• _Work to complete_: For each line below that includes the word "this", make a copy.

• _Records_:
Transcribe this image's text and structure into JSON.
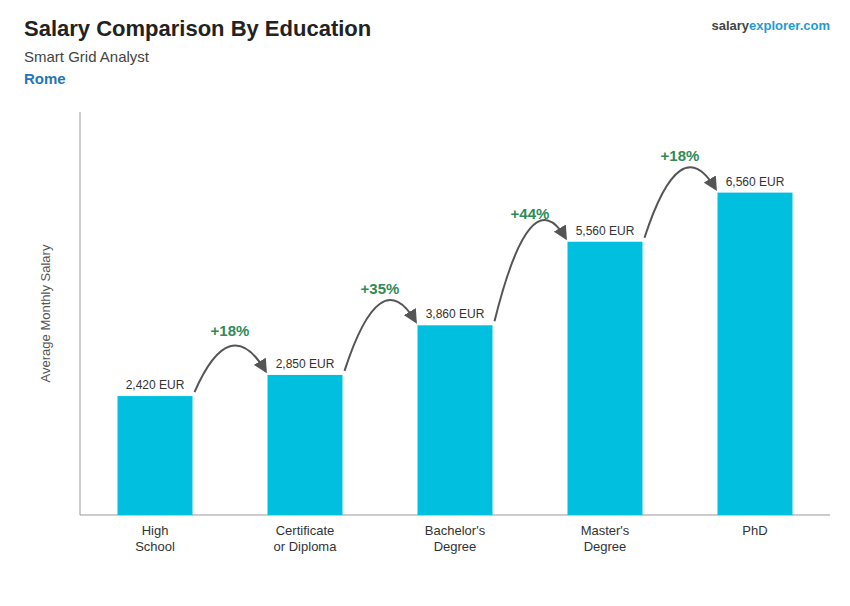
{
  "chart_data": {
    "type": "bar",
    "title": "Salary Comparison By Education",
    "subtitle": [
      "Smart Grid Analyst",
      "Rome"
    ],
    "watermark": [
      "salary",
      "explorer.com"
    ],
    "y_label": "Average Monthly Salary",
    "categories": [
      "High\nSchool",
      "Certificate\nor Diploma",
      "Bachelor's\nDegree",
      "Master's\nDegree",
      "PhD"
    ],
    "values": [
      2420,
      2850,
      3860,
      5560,
      6560
    ],
    "value_labels": [
      "2,420 EUR",
      "2,850 EUR",
      "3,860 EUR",
      "5,560 EUR",
      "6,560 EUR"
    ],
    "annotations": [
      "+18%",
      "+35%",
      "+44%",
      "+18%"
    ],
    "color": "#00bfdf",
    "ylim": [
      0,
      8200
    ],
    "grid": false,
    "data_labels": true,
    "tick_labels": "x"
  }
}
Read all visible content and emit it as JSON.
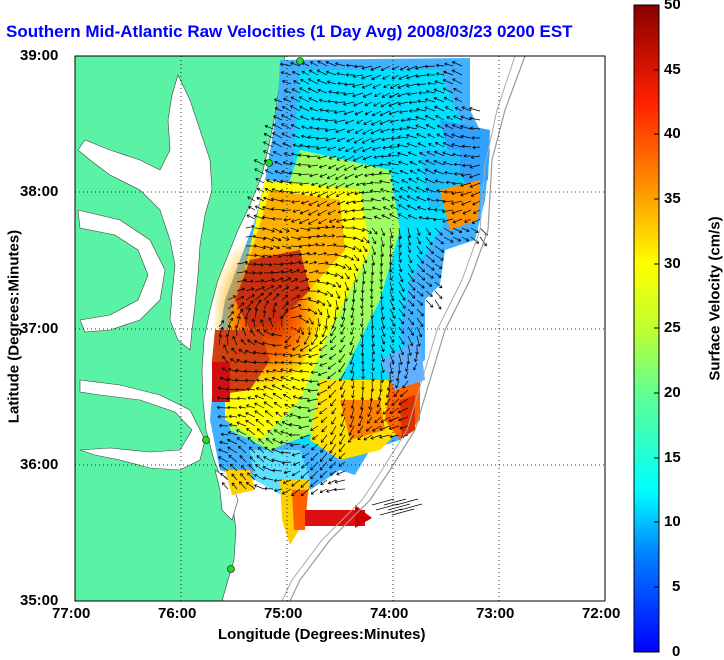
{
  "title": "Southern Mid-Atlantic Raw Velocities (1 Day Avg) 2008/03/23 0200 EST",
  "axes": {
    "xlabel": "Longitude (Degrees:Minutes)",
    "ylabel": "Latitude (Degrees:Minutes)",
    "xticks": [
      "77:00",
      "76:00",
      "75:00",
      "74:00",
      "73:00",
      "72:00"
    ],
    "yticks": [
      "39:00",
      "38:00",
      "37:00",
      "36:00",
      "35:00"
    ]
  },
  "colorbar": {
    "label": "Surface Velocity (cm/s)",
    "ticks": [
      "50",
      "45",
      "40",
      "35",
      "30",
      "25",
      "20",
      "15",
      "10",
      "5",
      "0"
    ],
    "min": 0,
    "max": 50
  },
  "colors": {
    "land": "#5af2a4",
    "title": "#0000ff",
    "arrow": "#000000",
    "station": "#22dd22"
  },
  "grid": "dotted"
}
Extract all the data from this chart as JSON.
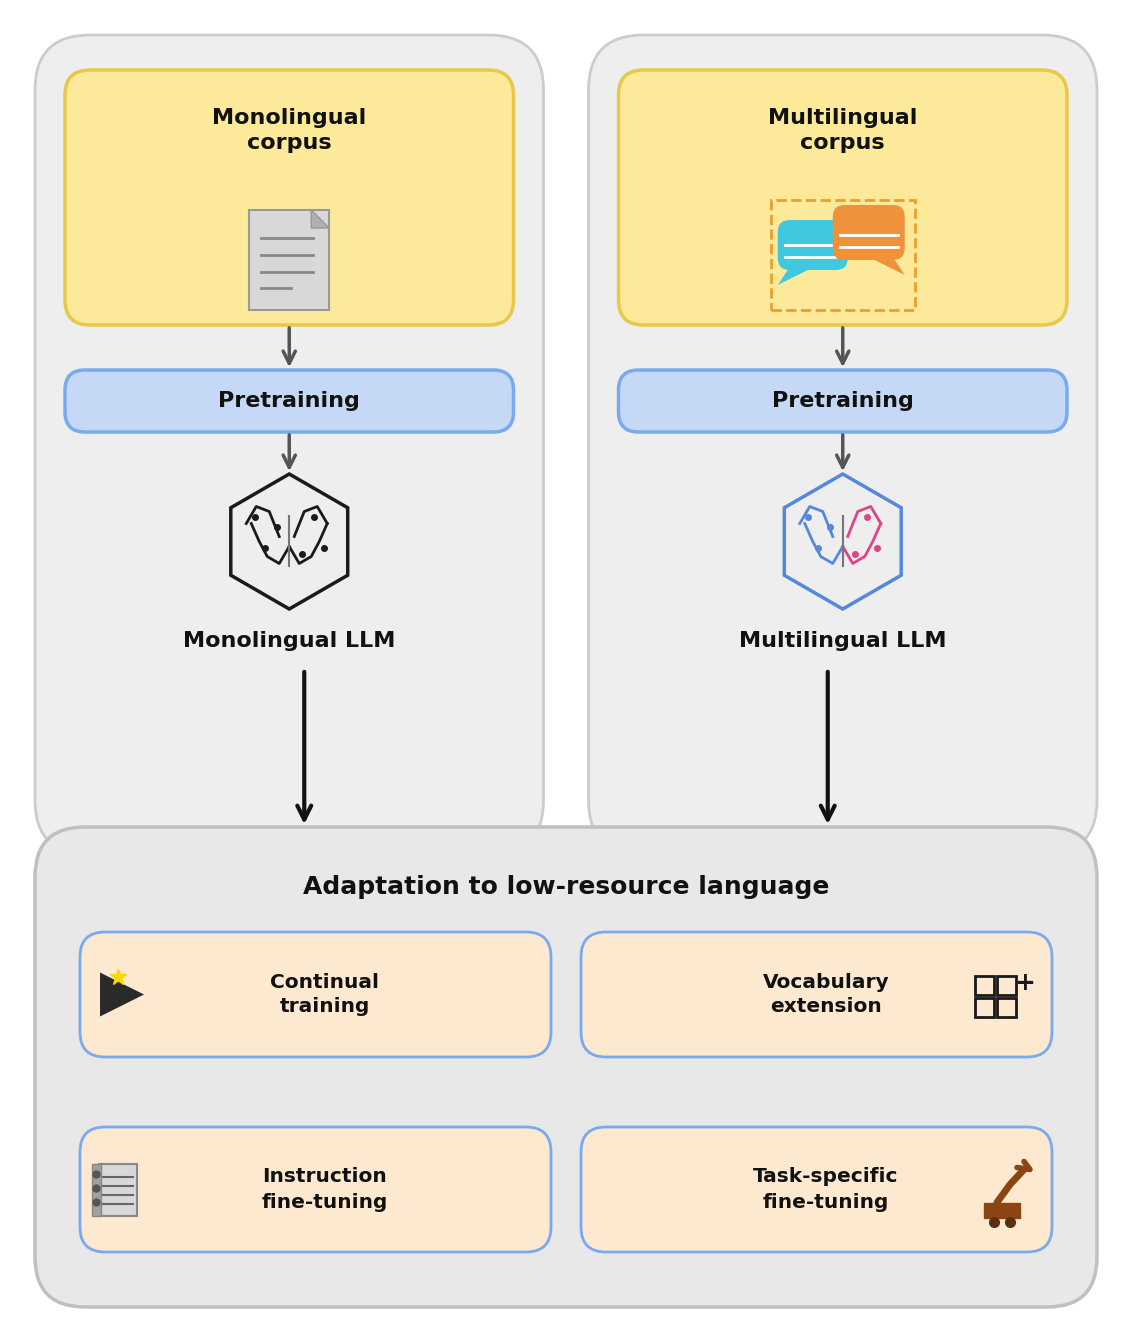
{
  "bg_color": "#ffffff",
  "outer_bg": "#f0f0f0",
  "top_panel_bg": "#e8e8e8",
  "corpus_box_bg": "#fde99a",
  "corpus_box_border": "#e8c84a",
  "pretraining_box_bg": "#c5d9f7",
  "pretraining_box_border": "#7aaaee",
  "adaptation_box_bg": "#e8e8e8",
  "adaptation_box_border": "#b0b0b0",
  "sub_box_bg": "#fde8d0",
  "sub_box_border": "#7aaaee",
  "arrow_color": "#444444",
  "text_color": "#111111",
  "title": "Adaptation to low-resource language",
  "mono_corpus_label": "Monolingual\ncorpus",
  "multi_corpus_label": "Multilingual\ncorpus",
  "pretraining_label": "Pretraining",
  "mono_llm_label": "Monolingual LLM",
  "multi_llm_label": "Multilingual LLM",
  "adaptation_items": [
    "Continual\ntraining",
    "Vocabulary\nextension",
    "Instruction\nfine-tuning",
    "Task-specific\nfine-tuning"
  ]
}
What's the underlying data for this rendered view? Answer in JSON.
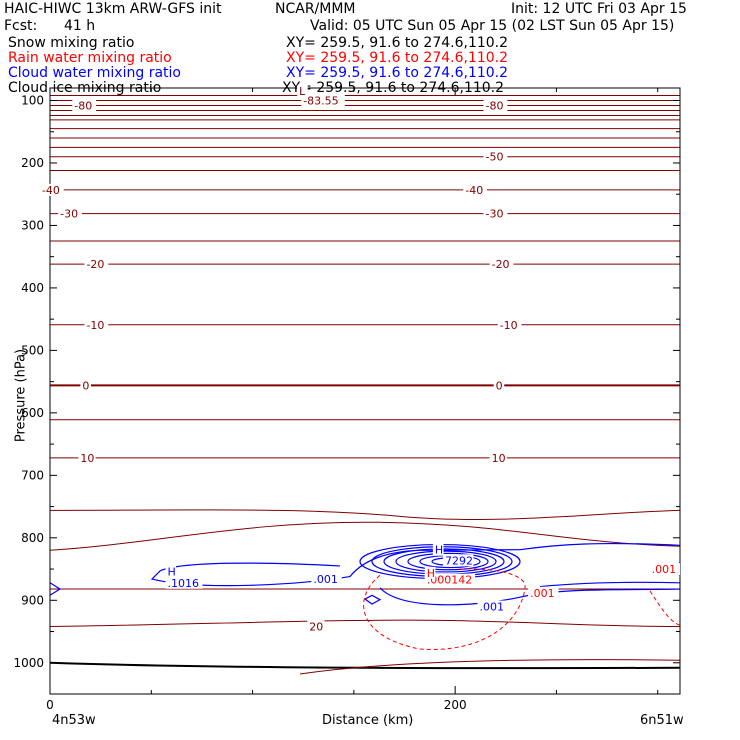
{
  "header": {
    "title_left": "HAIC-HIWC 13km ARW-GFS init",
    "org": "NCAR/MMM",
    "init": "Init: 12 UTC Fri 03 Apr 15",
    "fcst_label": "Fcst:",
    "fcst_value": "41 h",
    "valid": "Valid: 05 UTC Sun 05 Apr 15 (02 LST Sun 05 Apr 15)"
  },
  "fields": [
    {
      "name": "Snow mixing ratio",
      "xy": "XY= 259.5, 91.6 to 274.6,110.2",
      "color": "#000000"
    },
    {
      "name": "Rain water mixing ratio",
      "xy": "XY= 259.5, 91.6 to 274.6,110.2",
      "color": "#ff0000"
    },
    {
      "name": "Cloud water mixing ratio",
      "xy": "XY= 259.5, 91.6 to 274.6,110.2",
      "color": "#0000ff"
    },
    {
      "name": "Cloud ice mixing ratio",
      "xy": "XY= 259.5, 91.6 to 274.6,110.2",
      "color": "#000000"
    }
  ],
  "chart_data": {
    "type": "cross-section contour",
    "xlabel": "Distance (km)",
    "ylabel": "Pressure (hPa)",
    "xlim": [
      0,
      311
    ],
    "ylim": [
      1050,
      80
    ],
    "x_ticks": [
      0,
      200
    ],
    "y_ticks": [
      100,
      200,
      300,
      400,
      500,
      600,
      700,
      800,
      900,
      1000
    ],
    "x_endpoint_labels": [
      "4n53w",
      "6n51w"
    ],
    "temperature_isotherms": {
      "color": "#800000",
      "levels": [
        {
          "p": 92
        },
        {
          "p": 100
        },
        {
          "p": 108
        },
        {
          "p": 116
        },
        {
          "p": 124
        },
        {
          "p": 131
        },
        {
          "p": 145
        },
        {
          "p": 160
        },
        {
          "p": 175
        },
        {
          "p": 190
        },
        {
          "p": 212
        },
        {
          "p": 243
        },
        {
          "p": 281
        },
        {
          "p": 325
        },
        {
          "p": 362
        },
        {
          "p": 459
        },
        {
          "p": 556
        },
        {
          "p": 611
        },
        {
          "p": 672
        },
        {
          "p": 756
        },
        {
          "p": 820
        },
        {
          "p": 882
        },
        {
          "p": 942
        }
      ],
      "labels": [
        {
          "text": "-80",
          "x": 12,
          "p": 108
        },
        {
          "text": "-80",
          "x": 215,
          "p": 108
        },
        {
          "text": "-83.55",
          "x": 125,
          "p": 100
        },
        {
          "text": "L",
          "x": 123,
          "p": 85
        },
        {
          "text": "-50",
          "x": 215,
          "p": 190
        },
        {
          "text": "-40",
          "x": -4,
          "p": 243
        },
        {
          "text": "-40",
          "x": 205,
          "p": 243
        },
        {
          "text": "-30",
          "x": 5,
          "p": 281
        },
        {
          "text": "-30",
          "x": 215,
          "p": 281
        },
        {
          "text": "-20",
          "x": 18,
          "p": 362
        },
        {
          "text": "-20",
          "x": 218,
          "p": 362
        },
        {
          "text": "-10",
          "x": 18,
          "p": 459
        },
        {
          "text": "-10",
          "x": 222,
          "p": 459
        },
        {
          "text": "0",
          "x": 16,
          "p": 556
        },
        {
          "text": "0",
          "x": 220,
          "p": 556
        },
        {
          "text": "10",
          "x": 15,
          "p": 672
        },
        {
          "text": "10",
          "x": 218,
          "p": 672
        },
        {
          "text": "20",
          "x": 128,
          "p": 942
        }
      ]
    },
    "cloud_water_labels": [
      {
        "text": "H",
        "p": 854,
        "x": 58
      },
      {
        "text": ".1016",
        "p": 872,
        "x": 58
      },
      {
        "text": ".001",
        "p": 866,
        "x": 130
      },
      {
        "text": "H",
        "p": 819,
        "x": 190
      },
      {
        "text": "7292",
        "p": 836,
        "x": 195
      },
      {
        "text": ".001",
        "p": 910,
        "x": 212
      }
    ],
    "rain_water_labels": [
      {
        "text": ".000142",
        "p": 867,
        "x": 186
      },
      {
        "text": "H",
        "p": 856,
        "x": 186
      },
      {
        "text": ".001",
        "p": 888,
        "x": 237
      },
      {
        "text": ".001",
        "p": 850,
        "x": 297
      }
    ]
  }
}
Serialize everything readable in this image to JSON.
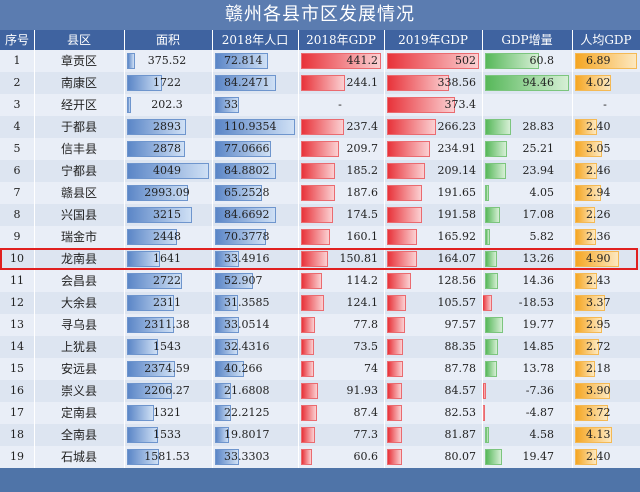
{
  "title": "赣州各县市区发展情况",
  "headers": [
    "序号",
    "县区",
    "面积",
    "2018年人口",
    "2018年GDP",
    "2019年GDP",
    "GDP增量",
    "人均GDP"
  ],
  "colors": {
    "area": "#5b86c7",
    "pop": "#5b86c7",
    "gdp2018": "#e8333a",
    "gdp2019": "#e8333a",
    "growth": "#57b85a",
    "percap": "#f5a623",
    "highlight": "#e02020"
  },
  "highlight_row": 10,
  "rows": [
    {
      "no": "1",
      "name": "章贡区",
      "area": "375.52",
      "pop": "72.814",
      "gdp2018": "441.2",
      "gdp2019": "502",
      "growth": "60.8",
      "percap": "6.89"
    },
    {
      "no": "2",
      "name": "南康区",
      "area": "1722",
      "pop": "84.2471",
      "gdp2018": "244.1",
      "gdp2019": "338.56",
      "growth": "94.46",
      "percap": "4.02"
    },
    {
      "no": "3",
      "name": "经开区",
      "area": "202.3",
      "pop": "33",
      "gdp2018": "-",
      "gdp2019": "373.4",
      "growth": "",
      "percap": "-"
    },
    {
      "no": "4",
      "name": "于都县",
      "area": "2893",
      "pop": "110.9354",
      "gdp2018": "237.4",
      "gdp2019": "266.23",
      "growth": "28.83",
      "percap": "2.40"
    },
    {
      "no": "5",
      "name": "信丰县",
      "area": "2878",
      "pop": "77.0666",
      "gdp2018": "209.7",
      "gdp2019": "234.91",
      "growth": "25.21",
      "percap": "3.05"
    },
    {
      "no": "6",
      "name": "宁都县",
      "area": "4049",
      "pop": "84.8802",
      "gdp2018": "185.2",
      "gdp2019": "209.14",
      "growth": "23.94",
      "percap": "2.46"
    },
    {
      "no": "7",
      "name": "赣县区",
      "area": "2993.09",
      "pop": "65.2528",
      "gdp2018": "187.6",
      "gdp2019": "191.65",
      "growth": "4.05",
      "percap": "2.94"
    },
    {
      "no": "8",
      "name": "兴国县",
      "area": "3215",
      "pop": "84.6692",
      "gdp2018": "174.5",
      "gdp2019": "191.58",
      "growth": "17.08",
      "percap": "2.26"
    },
    {
      "no": "9",
      "name": "瑞金市",
      "area": "2448",
      "pop": "70.3778",
      "gdp2018": "160.1",
      "gdp2019": "165.92",
      "growth": "5.82",
      "percap": "2.36"
    },
    {
      "no": "10",
      "name": "龙南县",
      "area": "1641",
      "pop": "33.4916",
      "gdp2018": "150.81",
      "gdp2019": "164.07",
      "growth": "13.26",
      "percap": "4.90"
    },
    {
      "no": "11",
      "name": "会昌县",
      "area": "2722",
      "pop": "52.907",
      "gdp2018": "114.2",
      "gdp2019": "128.56",
      "growth": "14.36",
      "percap": "2.43"
    },
    {
      "no": "12",
      "name": "大余县",
      "area": "2311",
      "pop": "31.3585",
      "gdp2018": "124.1",
      "gdp2019": "105.57",
      "growth": "-18.53",
      "percap": "3.37"
    },
    {
      "no": "13",
      "name": "寻乌县",
      "area": "2311.38",
      "pop": "33.0514",
      "gdp2018": "77.8",
      "gdp2019": "97.57",
      "growth": "19.77",
      "percap": "2.95"
    },
    {
      "no": "14",
      "name": "上犹县",
      "area": "1543",
      "pop": "32.4316",
      "gdp2018": "73.5",
      "gdp2019": "88.35",
      "growth": "14.85",
      "percap": "2.72"
    },
    {
      "no": "15",
      "name": "安远县",
      "area": "2374.59",
      "pop": "40.266",
      "gdp2018": "74",
      "gdp2019": "87.78",
      "growth": "13.78",
      "percap": "2.18"
    },
    {
      "no": "16",
      "name": "崇义县",
      "area": "2206.27",
      "pop": "21.6808",
      "gdp2018": "91.93",
      "gdp2019": "84.57",
      "growth": "-7.36",
      "percap": "3.90"
    },
    {
      "no": "17",
      "name": "定南县",
      "area": "1321",
      "pop": "22.2125",
      "gdp2018": "87.4",
      "gdp2019": "82.53",
      "growth": "-4.87",
      "percap": "3.72"
    },
    {
      "no": "18",
      "name": "全南县",
      "area": "1533",
      "pop": "19.8017",
      "gdp2018": "77.3",
      "gdp2019": "81.87",
      "growth": "4.58",
      "percap": "4.13"
    },
    {
      "no": "19",
      "name": "石城县",
      "area": "1581.53",
      "pop": "33.3303",
      "gdp2018": "60.6",
      "gdp2019": "80.07",
      "growth": "19.47",
      "percap": "2.40"
    }
  ],
  "chart_data": {
    "type": "table",
    "title": "赣州各县市区发展情况",
    "columns": [
      "序号",
      "县区",
      "面积",
      "2018年人口",
      "2018年GDP",
      "2019年GDP",
      "GDP增量",
      "人均GDP"
    ],
    "max": {
      "area": 4049,
      "pop": 110.9354,
      "gdp2018": 441.2,
      "gdp2019": 502,
      "growth": 94.46,
      "percap": 6.89,
      "growth_min": -18.53
    }
  }
}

• _Response_:
Transcribe this image's text and structure into JSON.
Extract all the data from this chart as JSON.
What's the underlying data for this rendered view? Answer in JSON.
Serialize everything readable in this image to JSON.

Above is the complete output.